◆ Input for this task:
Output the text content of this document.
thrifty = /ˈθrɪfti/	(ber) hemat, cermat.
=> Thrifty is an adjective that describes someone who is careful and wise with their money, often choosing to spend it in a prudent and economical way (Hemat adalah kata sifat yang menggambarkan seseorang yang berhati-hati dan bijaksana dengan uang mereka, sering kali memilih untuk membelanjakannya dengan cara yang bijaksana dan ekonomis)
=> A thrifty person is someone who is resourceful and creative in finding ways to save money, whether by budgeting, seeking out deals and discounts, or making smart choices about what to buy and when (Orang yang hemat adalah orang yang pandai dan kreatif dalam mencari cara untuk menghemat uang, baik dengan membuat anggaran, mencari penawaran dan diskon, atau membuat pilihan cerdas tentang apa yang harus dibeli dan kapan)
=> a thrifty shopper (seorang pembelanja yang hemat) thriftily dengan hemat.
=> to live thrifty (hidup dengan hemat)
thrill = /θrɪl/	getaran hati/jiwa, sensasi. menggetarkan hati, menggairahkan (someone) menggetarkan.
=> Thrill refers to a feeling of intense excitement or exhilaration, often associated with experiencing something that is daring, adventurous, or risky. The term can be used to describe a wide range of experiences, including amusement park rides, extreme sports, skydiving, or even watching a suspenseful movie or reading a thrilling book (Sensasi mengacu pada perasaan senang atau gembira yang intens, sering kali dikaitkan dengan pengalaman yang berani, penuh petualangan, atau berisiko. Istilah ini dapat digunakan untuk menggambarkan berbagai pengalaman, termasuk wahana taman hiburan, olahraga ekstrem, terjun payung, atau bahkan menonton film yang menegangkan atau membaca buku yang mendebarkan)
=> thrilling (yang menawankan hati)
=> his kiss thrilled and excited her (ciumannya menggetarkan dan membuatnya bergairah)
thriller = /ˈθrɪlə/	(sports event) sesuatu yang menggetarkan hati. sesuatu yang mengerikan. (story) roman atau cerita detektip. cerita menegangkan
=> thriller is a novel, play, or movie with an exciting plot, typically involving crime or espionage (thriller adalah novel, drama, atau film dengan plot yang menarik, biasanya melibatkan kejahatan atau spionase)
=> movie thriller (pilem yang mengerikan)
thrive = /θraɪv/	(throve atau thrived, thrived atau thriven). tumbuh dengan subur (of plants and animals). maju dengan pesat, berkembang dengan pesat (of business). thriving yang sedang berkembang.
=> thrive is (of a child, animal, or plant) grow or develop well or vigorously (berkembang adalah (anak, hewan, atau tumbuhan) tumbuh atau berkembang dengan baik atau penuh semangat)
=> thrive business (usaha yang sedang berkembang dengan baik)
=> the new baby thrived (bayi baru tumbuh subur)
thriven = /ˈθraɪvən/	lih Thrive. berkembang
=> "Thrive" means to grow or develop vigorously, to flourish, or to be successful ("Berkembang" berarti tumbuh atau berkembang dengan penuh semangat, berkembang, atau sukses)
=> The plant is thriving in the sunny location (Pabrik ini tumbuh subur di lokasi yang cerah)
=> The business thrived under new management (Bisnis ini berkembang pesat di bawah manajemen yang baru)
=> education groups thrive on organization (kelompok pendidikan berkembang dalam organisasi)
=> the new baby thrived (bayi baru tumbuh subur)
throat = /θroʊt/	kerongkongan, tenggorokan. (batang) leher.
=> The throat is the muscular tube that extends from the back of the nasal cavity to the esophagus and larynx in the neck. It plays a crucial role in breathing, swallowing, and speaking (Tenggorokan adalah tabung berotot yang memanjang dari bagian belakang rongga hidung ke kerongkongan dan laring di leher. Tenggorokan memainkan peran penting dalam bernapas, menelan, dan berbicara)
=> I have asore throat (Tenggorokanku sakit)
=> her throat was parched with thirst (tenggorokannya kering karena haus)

◆ What the task requires: Repeat the material above in full, keeping every word.

◆ Reply:
Output the text content of this document.
thrifty = /ˈθrɪfti/	(ber) hemat, cermat.
=> Thrifty is an adjective that describes someone who is careful and wise with their money, often choosing to spend it in a prudent and economical way (Hemat adalah kata sifat yang menggambarkan seseorang yang berhati-hati dan bijaksana dengan uang mereka, sering kali memilih untuk membelanjakannya dengan cara yang bijaksana dan ekonomis)
=> A thrifty person is someone who is resourceful and creative in finding ways to save money, whether by budgeting, seeking out deals and discounts, or making smart choices about what to buy and when (Orang yang hemat adalah orang yang pandai dan kreatif dalam mencari cara untuk menghemat uang, baik dengan membuat anggaran, mencari penawaran dan diskon, atau membuat pilihan cerdas tentang apa yang harus dibeli dan kapan)
=> a thrifty shopper (seorang pembelanja yang hemat) thriftily dengan hemat.
=> to live thrifty (hidup dengan hemat)
thrill = /θrɪl/	getaran hati/jiwa, sensasi. menggetarkan hati, menggairahkan (someone) menggetarkan.
=> Thrill refers to a feeling of intense excitement or exhilaration, often associated with experiencing something that is daring, adventurous, or risky. The term can be used to describe a wide range of experiences, including amusement park rides, extreme sports, skydiving, or even watching a suspenseful movie or reading a thrilling book (Sensasi mengacu pada perasaan senang atau gembira yang intens, sering kali dikaitkan dengan pengalaman yang berani, penuh petualangan, atau berisiko. Istilah ini dapat digunakan untuk menggambarkan berbagai pengalaman, termasuk wahana taman hiburan, olahraga ekstrem, terjun payung, atau bahkan menonton film yang menegangkan atau membaca buku yang mendebarkan)
=> thrilling (yang menawankan hati)
=> his kiss thrilled and excited her (ciumannya menggetarkan dan membuatnya bergairah)
thriller = /ˈθrɪlə/	(sports event) sesuatu yang menggetarkan hati. sesuatu yang mengerikan. (story) roman atau cerita detektip. cerita menegangkan
=> thriller is a novel, play, or movie with an exciting plot, typically involving crime or espionage (thriller adalah novel, drama, atau film dengan plot yang menarik, biasanya melibatkan kejahatan atau spionase)
=> movie thriller (pilem yang mengerikan)
thrive = /θraɪv/	(throve atau thrived, thrived atau thriven). tumbuh dengan subur (of plants and animals). maju dengan pesat, berkembang dengan pesat (of business). thriving yang sedang berkembang.
=> thrive is (of a child, animal, or plant) grow or develop well or vigorously (berkembang adalah (anak, hewan, atau tumbuhan) tumbuh atau berkembang dengan baik atau penuh semangat)
=> thrive business (usaha yang sedang berkembang dengan baik)
=> the new baby thrived (bayi baru tumbuh subur)
thriven = /ˈθraɪvən/	lih Thrive. berkembang
=> "Thrive" means to grow or develop vigorously, to flourish, or to be successful ("Berkembang" berarti tumbuh atau berkembang dengan penuh semangat, berkembang, atau sukses)
=> The plant is thriving in the sunny location (Pabrik ini tumbuh subur di lokasi yang cerah)
=> The business thrived under new management (Bisnis ini berkembang pesat di bawah manajemen yang baru)
=> education groups thrive on organization (kelompok pendidikan berkembang dalam organisasi)
=> the new baby thrived (bayi baru tumbuh subur)
throat = /θroʊt/	kerongkongan, tenggorokan. (batang) leher.
=> The throat is the muscular tube that extends from the back of the nasal cavity to the esophagus and larynx in the neck. It plays a crucial role in breathing, swallowing, and speaking (Tenggorokan adalah tabung berotot yang memanjang dari bagian belakang rongga hidung ke kerongkongan dan laring di leher. Tenggorokan memainkan peran penting dalam bernapas, menelan, dan berbicara)
=> I have asore throat (Tenggorokanku sakit)
=> her throat was parched with thirst (tenggorokannya kering karena haus)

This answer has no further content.